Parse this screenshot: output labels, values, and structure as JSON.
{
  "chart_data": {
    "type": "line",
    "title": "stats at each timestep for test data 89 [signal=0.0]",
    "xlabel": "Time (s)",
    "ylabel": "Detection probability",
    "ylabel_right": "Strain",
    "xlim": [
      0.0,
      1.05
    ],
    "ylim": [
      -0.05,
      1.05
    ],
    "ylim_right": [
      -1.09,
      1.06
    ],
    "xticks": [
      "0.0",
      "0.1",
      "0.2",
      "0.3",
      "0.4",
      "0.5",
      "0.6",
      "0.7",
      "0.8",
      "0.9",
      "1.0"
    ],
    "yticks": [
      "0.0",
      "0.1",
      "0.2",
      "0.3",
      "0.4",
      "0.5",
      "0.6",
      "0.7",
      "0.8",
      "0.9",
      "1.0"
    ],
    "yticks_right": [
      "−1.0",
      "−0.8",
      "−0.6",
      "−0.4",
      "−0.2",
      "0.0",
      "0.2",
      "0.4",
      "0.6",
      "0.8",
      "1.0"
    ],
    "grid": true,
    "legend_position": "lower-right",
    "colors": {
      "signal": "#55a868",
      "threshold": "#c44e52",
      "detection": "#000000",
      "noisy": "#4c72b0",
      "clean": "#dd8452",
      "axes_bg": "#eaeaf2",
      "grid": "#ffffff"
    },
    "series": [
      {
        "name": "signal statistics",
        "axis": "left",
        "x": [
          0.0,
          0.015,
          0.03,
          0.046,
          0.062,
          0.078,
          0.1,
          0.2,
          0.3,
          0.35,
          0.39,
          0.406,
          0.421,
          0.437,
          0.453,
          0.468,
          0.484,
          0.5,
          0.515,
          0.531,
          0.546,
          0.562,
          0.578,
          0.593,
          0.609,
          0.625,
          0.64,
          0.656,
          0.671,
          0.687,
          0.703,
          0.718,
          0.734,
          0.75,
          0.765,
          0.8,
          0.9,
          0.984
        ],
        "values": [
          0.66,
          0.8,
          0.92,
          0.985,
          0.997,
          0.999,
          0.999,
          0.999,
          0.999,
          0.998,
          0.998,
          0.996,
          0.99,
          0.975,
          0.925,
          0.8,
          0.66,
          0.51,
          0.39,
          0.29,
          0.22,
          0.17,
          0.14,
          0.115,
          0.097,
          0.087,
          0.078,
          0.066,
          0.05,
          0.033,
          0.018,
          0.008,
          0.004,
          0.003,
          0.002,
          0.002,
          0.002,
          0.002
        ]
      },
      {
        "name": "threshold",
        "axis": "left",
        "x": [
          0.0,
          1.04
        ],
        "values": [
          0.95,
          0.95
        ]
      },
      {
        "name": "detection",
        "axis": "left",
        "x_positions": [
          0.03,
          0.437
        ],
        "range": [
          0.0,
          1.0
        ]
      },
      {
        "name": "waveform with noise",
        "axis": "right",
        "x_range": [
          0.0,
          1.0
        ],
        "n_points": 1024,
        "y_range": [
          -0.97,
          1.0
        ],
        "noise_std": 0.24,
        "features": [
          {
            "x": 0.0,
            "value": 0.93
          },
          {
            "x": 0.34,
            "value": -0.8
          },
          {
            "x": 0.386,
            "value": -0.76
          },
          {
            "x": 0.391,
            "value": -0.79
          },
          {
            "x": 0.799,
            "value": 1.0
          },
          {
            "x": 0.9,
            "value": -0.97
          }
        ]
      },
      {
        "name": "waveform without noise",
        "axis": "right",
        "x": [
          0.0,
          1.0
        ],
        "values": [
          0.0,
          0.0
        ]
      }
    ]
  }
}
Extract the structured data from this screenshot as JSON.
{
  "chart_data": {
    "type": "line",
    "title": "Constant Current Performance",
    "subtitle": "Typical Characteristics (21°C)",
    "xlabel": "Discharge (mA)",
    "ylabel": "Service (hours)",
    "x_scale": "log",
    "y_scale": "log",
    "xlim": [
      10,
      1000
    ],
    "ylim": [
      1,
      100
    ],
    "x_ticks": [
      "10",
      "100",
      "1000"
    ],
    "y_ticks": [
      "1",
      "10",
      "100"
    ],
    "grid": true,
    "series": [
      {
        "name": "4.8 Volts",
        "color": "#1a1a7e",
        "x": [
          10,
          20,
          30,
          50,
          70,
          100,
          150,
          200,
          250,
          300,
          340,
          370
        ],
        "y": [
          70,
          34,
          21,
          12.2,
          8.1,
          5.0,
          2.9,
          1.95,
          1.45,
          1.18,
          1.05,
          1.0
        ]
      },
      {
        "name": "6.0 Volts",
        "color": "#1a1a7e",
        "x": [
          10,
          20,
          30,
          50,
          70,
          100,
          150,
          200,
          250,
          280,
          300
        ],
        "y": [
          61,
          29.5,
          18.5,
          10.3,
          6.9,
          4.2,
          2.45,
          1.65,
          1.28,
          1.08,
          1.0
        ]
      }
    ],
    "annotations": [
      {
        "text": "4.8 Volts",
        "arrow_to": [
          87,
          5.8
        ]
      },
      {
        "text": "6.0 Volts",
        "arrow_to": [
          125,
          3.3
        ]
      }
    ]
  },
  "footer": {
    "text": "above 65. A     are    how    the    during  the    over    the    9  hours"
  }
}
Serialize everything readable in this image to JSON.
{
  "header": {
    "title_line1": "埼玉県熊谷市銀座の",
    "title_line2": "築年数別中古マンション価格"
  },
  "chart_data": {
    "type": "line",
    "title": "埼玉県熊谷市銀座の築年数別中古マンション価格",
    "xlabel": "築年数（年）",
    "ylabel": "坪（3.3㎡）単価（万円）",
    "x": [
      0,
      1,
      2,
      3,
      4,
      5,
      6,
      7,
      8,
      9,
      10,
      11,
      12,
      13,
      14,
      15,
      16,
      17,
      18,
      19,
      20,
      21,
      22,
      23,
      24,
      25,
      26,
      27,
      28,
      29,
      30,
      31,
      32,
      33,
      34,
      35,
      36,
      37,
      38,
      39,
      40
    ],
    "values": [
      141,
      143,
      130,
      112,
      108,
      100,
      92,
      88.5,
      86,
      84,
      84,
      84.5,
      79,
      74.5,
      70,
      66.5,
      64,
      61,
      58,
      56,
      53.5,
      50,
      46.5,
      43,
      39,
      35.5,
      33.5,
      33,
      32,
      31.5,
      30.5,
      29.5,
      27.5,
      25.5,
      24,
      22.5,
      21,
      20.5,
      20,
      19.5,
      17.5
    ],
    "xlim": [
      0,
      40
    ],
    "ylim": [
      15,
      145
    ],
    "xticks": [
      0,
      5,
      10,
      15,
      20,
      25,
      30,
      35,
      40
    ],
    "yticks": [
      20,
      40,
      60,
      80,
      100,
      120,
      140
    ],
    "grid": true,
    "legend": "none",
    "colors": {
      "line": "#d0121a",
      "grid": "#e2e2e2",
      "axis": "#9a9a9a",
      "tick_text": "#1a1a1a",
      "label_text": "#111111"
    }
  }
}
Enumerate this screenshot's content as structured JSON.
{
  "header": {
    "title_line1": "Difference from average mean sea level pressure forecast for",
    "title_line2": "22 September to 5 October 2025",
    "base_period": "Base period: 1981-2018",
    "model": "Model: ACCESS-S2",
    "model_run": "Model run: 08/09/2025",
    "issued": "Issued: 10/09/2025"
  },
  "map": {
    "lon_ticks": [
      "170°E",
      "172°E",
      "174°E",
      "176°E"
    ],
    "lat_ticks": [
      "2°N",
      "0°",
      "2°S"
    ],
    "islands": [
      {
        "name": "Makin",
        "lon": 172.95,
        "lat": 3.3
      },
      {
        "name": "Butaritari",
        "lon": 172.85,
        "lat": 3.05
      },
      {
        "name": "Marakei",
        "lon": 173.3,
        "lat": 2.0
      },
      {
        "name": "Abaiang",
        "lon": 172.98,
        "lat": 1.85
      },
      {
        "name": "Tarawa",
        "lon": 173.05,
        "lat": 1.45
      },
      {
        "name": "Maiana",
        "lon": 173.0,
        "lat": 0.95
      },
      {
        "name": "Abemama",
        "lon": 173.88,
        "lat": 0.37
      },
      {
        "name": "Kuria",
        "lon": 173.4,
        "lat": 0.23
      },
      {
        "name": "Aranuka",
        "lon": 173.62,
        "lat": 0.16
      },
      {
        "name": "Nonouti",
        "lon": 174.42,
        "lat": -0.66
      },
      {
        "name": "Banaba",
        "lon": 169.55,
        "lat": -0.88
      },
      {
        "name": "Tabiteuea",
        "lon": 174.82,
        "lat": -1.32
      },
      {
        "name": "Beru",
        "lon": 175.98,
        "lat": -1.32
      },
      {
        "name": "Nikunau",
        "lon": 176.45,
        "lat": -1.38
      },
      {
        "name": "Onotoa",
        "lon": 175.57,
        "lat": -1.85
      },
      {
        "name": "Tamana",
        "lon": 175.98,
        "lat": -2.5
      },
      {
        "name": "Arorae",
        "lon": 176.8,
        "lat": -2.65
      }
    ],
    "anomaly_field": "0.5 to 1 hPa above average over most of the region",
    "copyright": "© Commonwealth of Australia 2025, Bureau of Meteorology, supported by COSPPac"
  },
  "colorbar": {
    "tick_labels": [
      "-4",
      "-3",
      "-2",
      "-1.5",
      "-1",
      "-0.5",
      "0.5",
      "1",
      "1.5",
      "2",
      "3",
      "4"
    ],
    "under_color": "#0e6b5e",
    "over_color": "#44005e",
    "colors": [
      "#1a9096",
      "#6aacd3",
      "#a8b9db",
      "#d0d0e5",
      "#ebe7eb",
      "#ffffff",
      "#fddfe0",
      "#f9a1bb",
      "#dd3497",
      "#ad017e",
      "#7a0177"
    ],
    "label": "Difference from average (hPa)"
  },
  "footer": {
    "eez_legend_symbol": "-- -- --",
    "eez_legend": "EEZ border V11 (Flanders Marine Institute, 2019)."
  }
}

**Problem to work on:**
Select and copy every line of the listing with the word "JSON".

**Complete response:**
Parse this screenshot: output labels, values, and structure as JSON.
Extract the structured data from this screenshot as JSON.
Serialize everything readable in this image to JSON.
Enumerate this screenshot's content as structured JSON.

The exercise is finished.